╔══
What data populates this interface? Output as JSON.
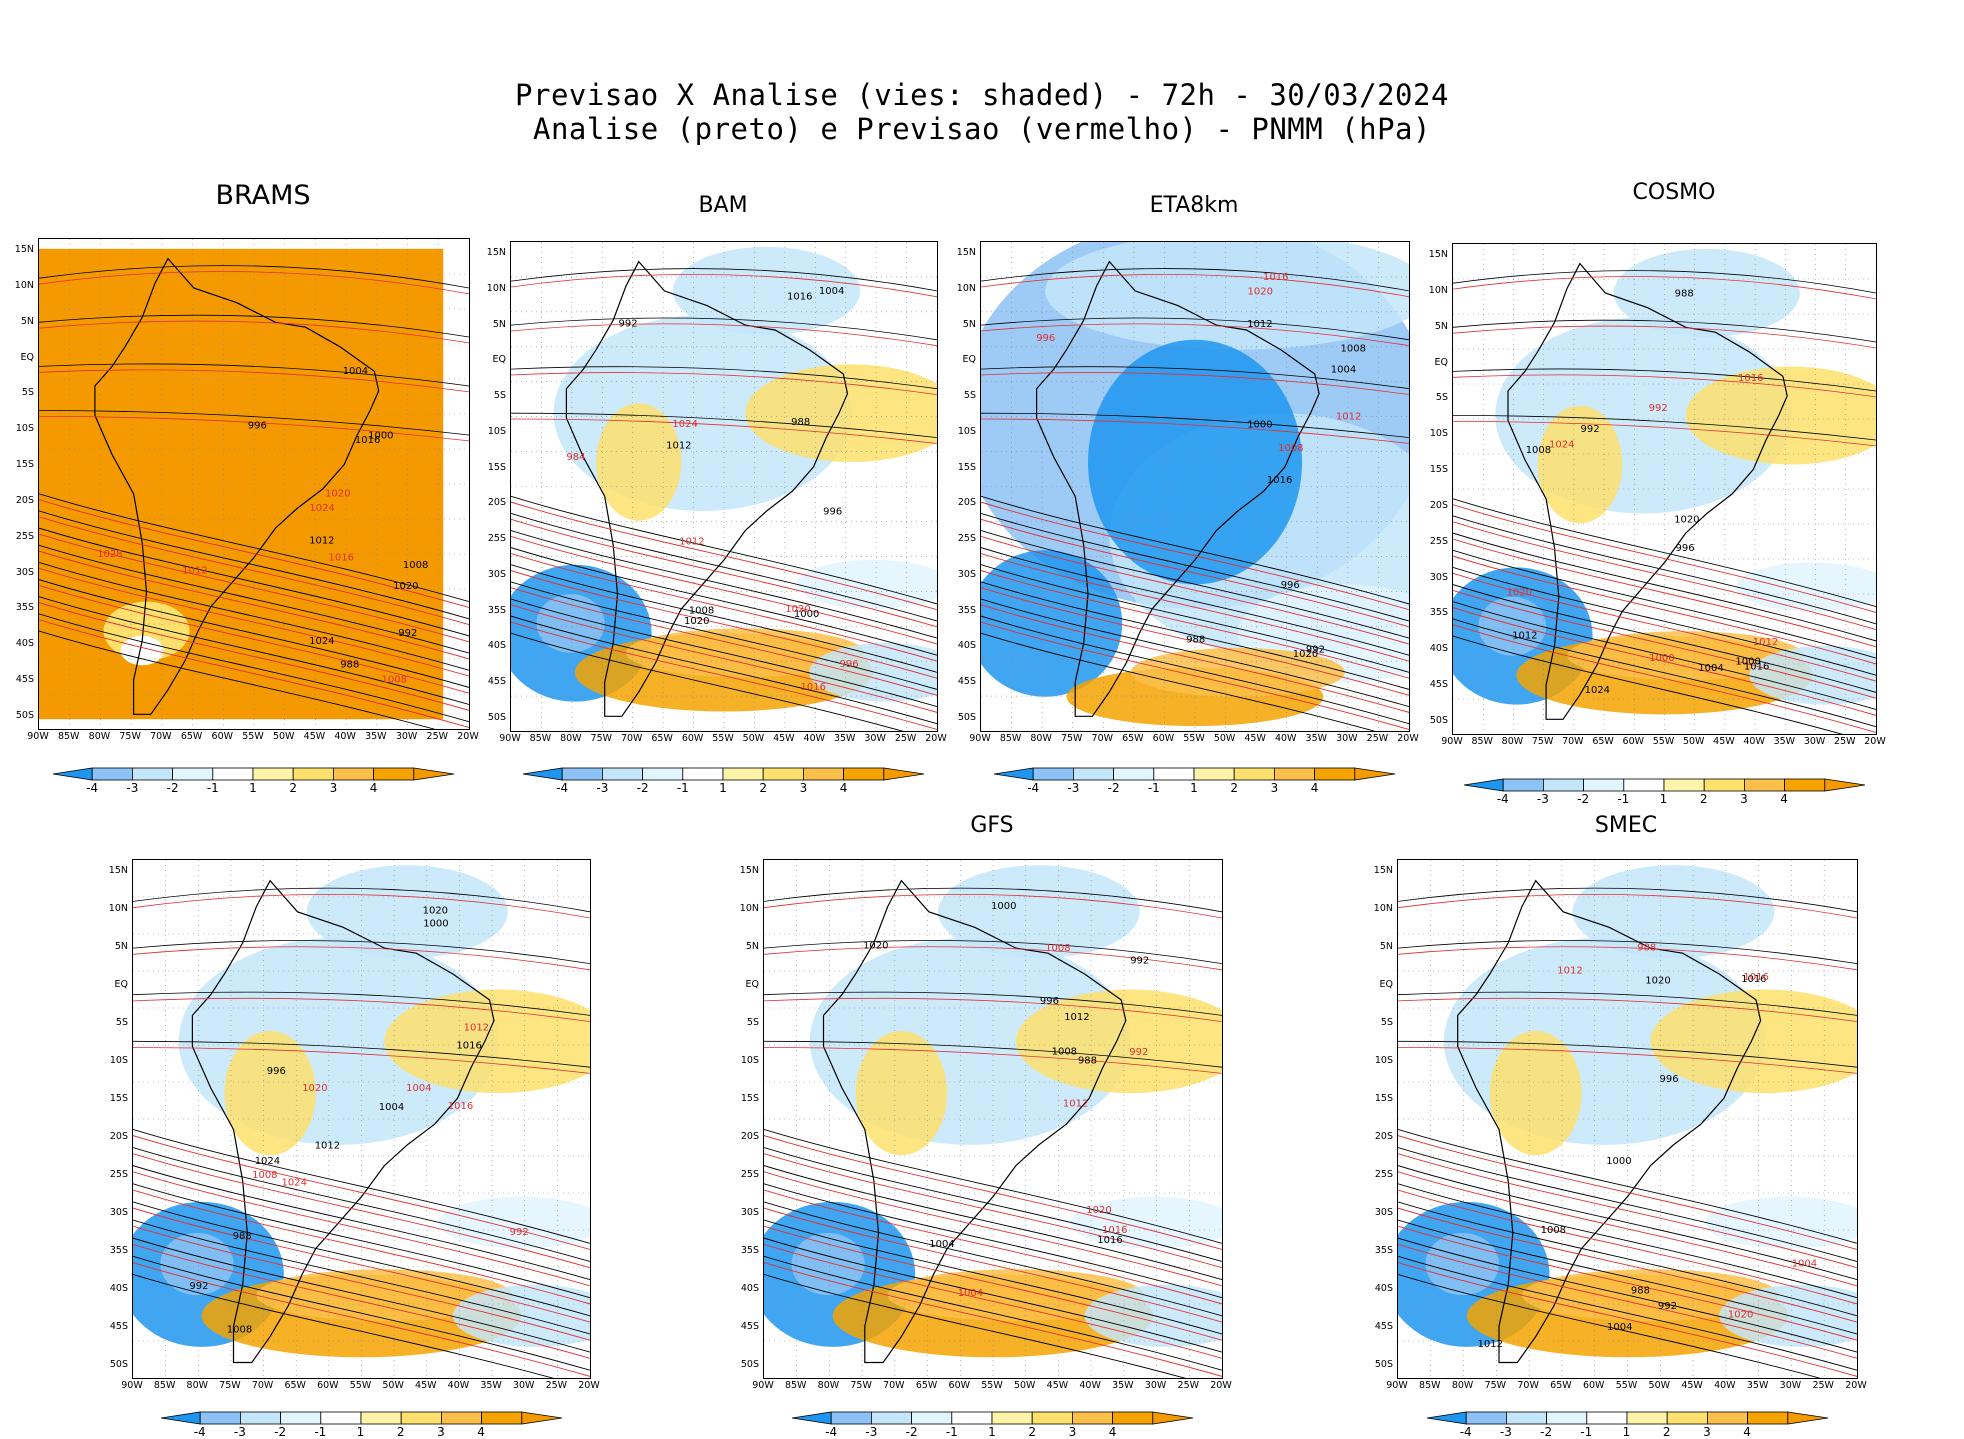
{
  "title_line1": "Previsao X Analise (vies: shaded) - 72h - 30/03/2024",
  "title_line2": "Analise (preto) e Previsao (vermelho) - PNMM (hPa)",
  "lat_labels": [
    "15N",
    "10N",
    "5N",
    "EQ",
    "5S",
    "10S",
    "15S",
    "20S",
    "25S",
    "30S",
    "35S",
    "40S",
    "45S",
    "50S"
  ],
  "lon_labels": [
    "90W",
    "85W",
    "80W",
    "75W",
    "70W",
    "65W",
    "60W",
    "55W",
    "50W",
    "45W",
    "40W",
    "35W",
    "30W",
    "25W",
    "20W"
  ],
  "colorbar": {
    "labels": [
      "-4",
      "-3",
      "-2",
      "-1",
      "1",
      "2",
      "3",
      "4"
    ],
    "colors": [
      "#1e96f0",
      "#8cc2f5",
      "#c4e6fa",
      "#e1f5ff",
      "#ffffff",
      "#fdf4a9",
      "#fde16c",
      "#fbc04a",
      "#f5a300",
      "#f49a00"
    ]
  },
  "panels": [
    {
      "name": "BRAMS",
      "title": "BRAMS",
      "bias": "warm-all",
      "analysis_labels": [
        "1012",
        "1008",
        "1016",
        "1020",
        "1024",
        "1004",
        "1000",
        "996",
        "992",
        "988"
      ],
      "forecast_labels": [
        "1020",
        "1024",
        "1028",
        "1016",
        "1012",
        "1008"
      ]
    },
    {
      "name": "BAM",
      "title": "BAM",
      "bias": "mixed",
      "analysis_labels": [
        "1016",
        "1012",
        "1008",
        "1020",
        "1004",
        "1000",
        "996",
        "992",
        "988"
      ],
      "forecast_labels": [
        "1012",
        "1016",
        "1020",
        "1024",
        "996",
        "984"
      ]
    },
    {
      "name": "ETA8km",
      "title": "ETA8km",
      "bias": "cold",
      "analysis_labels": [
        "1016",
        "1012",
        "1008",
        "1020",
        "1004",
        "1000",
        "996",
        "992",
        "988"
      ],
      "forecast_labels": [
        "1012",
        "1008",
        "1016",
        "1020",
        "996"
      ]
    },
    {
      "name": "COSMO",
      "title": "COSMO",
      "bias": "mixed",
      "analysis_labels": [
        "1016",
        "1012",
        "1020",
        "1024",
        "1008",
        "1004",
        "1000",
        "996",
        "992",
        "988"
      ],
      "forecast_labels": [
        "1012",
        "1016",
        "1020",
        "1024",
        "1000",
        "992"
      ]
    },
    {
      "name": "unnamed",
      "title": "",
      "bias": "mixed",
      "analysis_labels": [
        "1016",
        "1012",
        "1008",
        "1020",
        "1024",
        "1004",
        "1000",
        "996",
        "992",
        "988"
      ],
      "forecast_labels": [
        "1012",
        "1016",
        "1020",
        "1024",
        "1008",
        "1004",
        "992"
      ]
    },
    {
      "name": "GFS",
      "title": "GFS",
      "bias": "mixed",
      "analysis_labels": [
        "1016",
        "1012",
        "1008",
        "1020",
        "1004",
        "1000",
        "996",
        "992",
        "988"
      ],
      "forecast_labels": [
        "1012",
        "1016",
        "1020",
        "1008",
        "1004",
        "992"
      ]
    },
    {
      "name": "SMEC",
      "title": "SMEC",
      "bias": "mixed",
      "analysis_labels": [
        "1016",
        "1012",
        "1008",
        "1020",
        "1004",
        "1000",
        "996",
        "992",
        "988"
      ],
      "forecast_labels": [
        "1012",
        "1016",
        "1020",
        "1004",
        "988"
      ]
    }
  ]
}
╚══
* Objective:
Quote every record above exactly, leaving out any pictures.

* Correct result:
What data populates this interface? Output as JSON.
{
  "title_line1": "Previsao X Analise (vies: shaded) - 72h - 30/03/2024",
  "title_line2": "Analise (preto) e Previsao (vermelho) - PNMM (hPa)",
  "lat_labels": [
    "15N",
    "10N",
    "5N",
    "EQ",
    "5S",
    "10S",
    "15S",
    "20S",
    "25S",
    "30S",
    "35S",
    "40S",
    "45S",
    "50S"
  ],
  "lon_labels": [
    "90W",
    "85W",
    "80W",
    "75W",
    "70W",
    "65W",
    "60W",
    "55W",
    "50W",
    "45W",
    "40W",
    "35W",
    "30W",
    "25W",
    "20W"
  ],
  "colorbar": {
    "labels": [
      "-4",
      "-3",
      "-2",
      "-1",
      "1",
      "2",
      "3",
      "4"
    ],
    "colors": [
      "#1e96f0",
      "#8cc2f5",
      "#c4e6fa",
      "#e1f5ff",
      "#ffffff",
      "#fdf4a9",
      "#fde16c",
      "#fbc04a",
      "#f5a300",
      "#f49a00"
    ]
  },
  "panels": [
    {
      "name": "BRAMS",
      "title": "BRAMS",
      "bias": "warm-all",
      "analysis_labels": [
        "1012",
        "1008",
        "1016",
        "1020",
        "1024",
        "1004",
        "1000",
        "996",
        "992",
        "988"
      ],
      "forecast_labels": [
        "1020",
        "1024",
        "1028",
        "1016",
        "1012",
        "1008"
      ]
    },
    {
      "name": "BAM",
      "title": "BAM",
      "bias": "mixed",
      "analysis_labels": [
        "1016",
        "1012",
        "1008",
        "1020",
        "1004",
        "1000",
        "996",
        "992",
        "988"
      ],
      "forecast_labels": [
        "1012",
        "1016",
        "1020",
        "1024",
        "996",
        "984"
      ]
    },
    {
      "name": "ETA8km",
      "title": "ETA8km",
      "bias": "cold",
      "analysis_labels": [
        "1016",
        "1012",
        "1008",
        "1020",
        "1004",
        "1000",
        "996",
        "992",
        "988"
      ],
      "forecast_labels": [
        "1012",
        "1008",
        "1016",
        "1020",
        "996"
      ]
    },
    {
      "name": "COSMO",
      "title": "COSMO",
      "bias": "mixed",
      "analysis_labels": [
        "1016",
        "1012",
        "1020",
        "1024",
        "1008",
        "1004",
        "1000",
        "996",
        "992",
        "988"
      ],
      "forecast_labels": [
        "1012",
        "1016",
        "1020",
        "1024",
        "1000",
        "992"
      ]
    },
    {
      "name": "unnamed",
      "title": "",
      "bias": "mixed",
      "analysis_labels": [
        "1016",
        "1012",
        "1008",
        "1020",
        "1024",
        "1004",
        "1000",
        "996",
        "992",
        "988"
      ],
      "forecast_labels": [
        "1012",
        "1016",
        "1020",
        "1024",
        "1008",
        "1004",
        "992"
      ]
    },
    {
      "name": "GFS",
      "title": "GFS",
      "bias": "mixed",
      "analysis_labels": [
        "1016",
        "1012",
        "1008",
        "1020",
        "1004",
        "1000",
        "996",
        "992",
        "988"
      ],
      "forecast_labels": [
        "1012",
        "1016",
        "1020",
        "1008",
        "1004",
        "992"
      ]
    },
    {
      "name": "SMEC",
      "title": "SMEC",
      "bias": "mixed",
      "analysis_labels": [
        "1016",
        "1012",
        "1008",
        "1020",
        "1004",
        "1000",
        "996",
        "992",
        "988"
      ],
      "forecast_labels": [
        "1012",
        "1016",
        "1020",
        "1004",
        "988"
      ]
    }
  ]
}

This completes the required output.